====== QUOTED PASSAGE ======
The first dystopian novel commonly encountered by American readers today is Aldous Huxley’s 1932 Brave New World.  It depicts a society in which human beings are treated like different model cars trundling off the Ford assembly line, bred in bottles for designated roles in society comparable to those depicted in Metropolis, as drudges or as self-indulgent but loveless upper-class mindless twits hooked on orgies and drugs. (It is often noted, however, that Huxley himself was ultimately to embrace psychedelic drugs and took LSD while he was dying.)  Societal control is enforced by among other  means the suppression of literary classics. In this society Shakespeare’s plays are a revolutionary force. In its opposition to modern technology and science,Brave New World is a deeply conservative reaction against the innovations of the first two decades of the 20th century.

By far the best-known dystopia is George Orwell’s Nineteen Eighty-Four, written in 1948 and published in June of 1949, in the early days of the Cold War. Although revisionist literary critics have tried for decades to portray the book as being as much a critique of the West as of the East, it is difficult to ignore the many obvious images reflecting aspects of Stalinist Russian society, including censorship involving the rewriting of history, the near-deification of the dictator, and the encouragement of children to spy on and betray their parents. Whereas Huxley’s citizens were amused into mindlessness, Orwell’s are treated much more brutally, with torture and murder of dissidents being commonplace. In this novel, unlike Huxley’s, loveless sex is a means of protest; and endless, inescapable television propaganda broadcasts have replaced reading. Although television had been developed in a crude form as early as the mid-1920’s, its commercial spread was delayed by World War II, and it had really erupted into public consciousness only in 1948, the year in which Orwell was writing his novel.
======
-- WHAT IS ASKED --
[a] According to the passage on dystopian novels, when was Nineteen Eighty-Four published?
[b] Reproduce the passage on dystopian novels word for word, everything from "The first dystopian" down to "the 20th century.".
====== MATERIAL SHOWN ======
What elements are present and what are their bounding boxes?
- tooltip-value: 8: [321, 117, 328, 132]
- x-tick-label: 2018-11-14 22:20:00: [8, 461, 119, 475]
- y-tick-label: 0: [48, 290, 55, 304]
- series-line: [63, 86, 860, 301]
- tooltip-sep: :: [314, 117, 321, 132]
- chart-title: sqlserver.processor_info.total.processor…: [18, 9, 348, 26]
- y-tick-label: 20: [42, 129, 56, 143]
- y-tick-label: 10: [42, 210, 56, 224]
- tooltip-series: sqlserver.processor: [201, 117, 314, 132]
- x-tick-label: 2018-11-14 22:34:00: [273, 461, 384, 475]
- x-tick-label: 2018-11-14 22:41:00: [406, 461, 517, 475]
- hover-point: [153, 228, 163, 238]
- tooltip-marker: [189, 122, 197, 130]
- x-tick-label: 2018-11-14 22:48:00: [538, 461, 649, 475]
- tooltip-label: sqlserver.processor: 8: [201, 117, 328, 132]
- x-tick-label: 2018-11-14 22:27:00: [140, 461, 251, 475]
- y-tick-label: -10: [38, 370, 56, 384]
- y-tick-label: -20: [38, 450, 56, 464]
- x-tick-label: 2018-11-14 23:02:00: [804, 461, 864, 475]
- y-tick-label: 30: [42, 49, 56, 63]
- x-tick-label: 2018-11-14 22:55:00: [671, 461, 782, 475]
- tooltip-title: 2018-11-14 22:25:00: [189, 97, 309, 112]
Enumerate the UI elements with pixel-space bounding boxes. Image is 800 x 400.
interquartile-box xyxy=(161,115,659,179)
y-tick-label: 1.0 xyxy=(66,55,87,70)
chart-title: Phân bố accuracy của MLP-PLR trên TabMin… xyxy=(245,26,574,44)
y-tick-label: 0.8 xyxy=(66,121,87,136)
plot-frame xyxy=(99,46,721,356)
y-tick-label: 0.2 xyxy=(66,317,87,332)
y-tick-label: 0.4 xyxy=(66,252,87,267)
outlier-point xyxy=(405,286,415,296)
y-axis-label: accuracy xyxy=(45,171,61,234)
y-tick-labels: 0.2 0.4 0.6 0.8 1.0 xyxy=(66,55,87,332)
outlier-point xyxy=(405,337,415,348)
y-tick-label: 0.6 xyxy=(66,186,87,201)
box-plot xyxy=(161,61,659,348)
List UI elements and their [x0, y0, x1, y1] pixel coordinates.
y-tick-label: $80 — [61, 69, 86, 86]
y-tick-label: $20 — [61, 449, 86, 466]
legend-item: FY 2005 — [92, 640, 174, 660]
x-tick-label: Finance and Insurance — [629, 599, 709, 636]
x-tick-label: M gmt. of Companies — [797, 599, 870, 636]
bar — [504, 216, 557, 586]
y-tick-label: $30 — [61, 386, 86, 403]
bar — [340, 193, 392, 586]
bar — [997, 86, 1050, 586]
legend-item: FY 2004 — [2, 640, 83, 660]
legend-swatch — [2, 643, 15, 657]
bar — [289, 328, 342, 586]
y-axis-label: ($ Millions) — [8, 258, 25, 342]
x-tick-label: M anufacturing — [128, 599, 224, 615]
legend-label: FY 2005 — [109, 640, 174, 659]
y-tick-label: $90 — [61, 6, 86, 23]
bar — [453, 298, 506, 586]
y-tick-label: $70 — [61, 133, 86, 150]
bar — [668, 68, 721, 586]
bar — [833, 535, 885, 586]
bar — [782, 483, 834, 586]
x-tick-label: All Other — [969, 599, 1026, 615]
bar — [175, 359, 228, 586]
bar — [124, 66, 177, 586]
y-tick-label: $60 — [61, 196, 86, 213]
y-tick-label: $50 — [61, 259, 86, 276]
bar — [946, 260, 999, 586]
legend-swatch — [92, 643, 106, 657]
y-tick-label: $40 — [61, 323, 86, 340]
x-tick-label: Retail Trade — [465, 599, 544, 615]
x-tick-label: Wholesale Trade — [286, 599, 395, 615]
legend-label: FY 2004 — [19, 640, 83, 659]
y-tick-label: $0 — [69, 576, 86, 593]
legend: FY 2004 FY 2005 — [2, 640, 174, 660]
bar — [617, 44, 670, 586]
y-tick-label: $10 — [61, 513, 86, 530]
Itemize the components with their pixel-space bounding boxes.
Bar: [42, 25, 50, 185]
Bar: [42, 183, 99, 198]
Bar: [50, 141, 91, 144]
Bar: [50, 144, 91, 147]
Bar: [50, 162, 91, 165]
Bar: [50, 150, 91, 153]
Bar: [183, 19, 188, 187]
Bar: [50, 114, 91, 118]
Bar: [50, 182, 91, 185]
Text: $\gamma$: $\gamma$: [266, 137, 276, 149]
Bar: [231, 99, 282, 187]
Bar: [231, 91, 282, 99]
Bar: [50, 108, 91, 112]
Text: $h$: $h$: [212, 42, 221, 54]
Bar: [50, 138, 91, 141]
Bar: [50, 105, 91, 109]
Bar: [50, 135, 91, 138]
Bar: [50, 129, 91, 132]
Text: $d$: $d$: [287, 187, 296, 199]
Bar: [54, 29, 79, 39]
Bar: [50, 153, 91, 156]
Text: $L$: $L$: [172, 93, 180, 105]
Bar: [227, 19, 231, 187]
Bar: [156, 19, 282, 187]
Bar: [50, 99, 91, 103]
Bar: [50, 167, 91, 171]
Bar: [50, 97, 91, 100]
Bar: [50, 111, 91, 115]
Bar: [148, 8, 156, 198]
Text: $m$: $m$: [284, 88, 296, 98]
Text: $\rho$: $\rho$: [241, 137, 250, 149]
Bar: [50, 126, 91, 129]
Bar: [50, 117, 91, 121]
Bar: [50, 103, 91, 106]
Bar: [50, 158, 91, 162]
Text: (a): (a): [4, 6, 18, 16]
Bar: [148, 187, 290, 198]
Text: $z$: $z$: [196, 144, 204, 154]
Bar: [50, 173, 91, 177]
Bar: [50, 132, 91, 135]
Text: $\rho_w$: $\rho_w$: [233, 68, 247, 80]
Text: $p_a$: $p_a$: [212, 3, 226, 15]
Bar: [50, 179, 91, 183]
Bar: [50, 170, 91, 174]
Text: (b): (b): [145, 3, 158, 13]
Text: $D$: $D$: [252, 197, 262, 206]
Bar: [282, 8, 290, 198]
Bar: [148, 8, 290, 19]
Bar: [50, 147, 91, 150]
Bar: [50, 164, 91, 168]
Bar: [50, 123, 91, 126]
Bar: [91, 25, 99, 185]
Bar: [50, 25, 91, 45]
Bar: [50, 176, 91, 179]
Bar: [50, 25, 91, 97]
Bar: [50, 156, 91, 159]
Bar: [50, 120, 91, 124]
======
-- SOLUTIONS IN ORDER --
[a] In June of 1949.

[b]
The first dystopian novel commonly encountered by American readers today is Aldous Huxley’s 1932 Brave New World.  It depicts a society in which human beings are treated like different model cars trundling off the Ford assembly line, bred in bottles for designated roles in society comparable to those depicted in Metropolis, as drudges or as self-indulgent but loveless upper-class mindless twits hooked on orgies and drugs. (It is often noted, however, that Huxley himself was ultimately to embrace psychedelic drugs and took LSD while he was dying.)  Societal control is enforced by among other  means the suppression of literary classics. In this society Shakespeare’s plays are a revolutionary force. In its opposition to modern technology and science,Brave New World is a deeply conservative reaction against the innovations of the first two decades of the 20th century.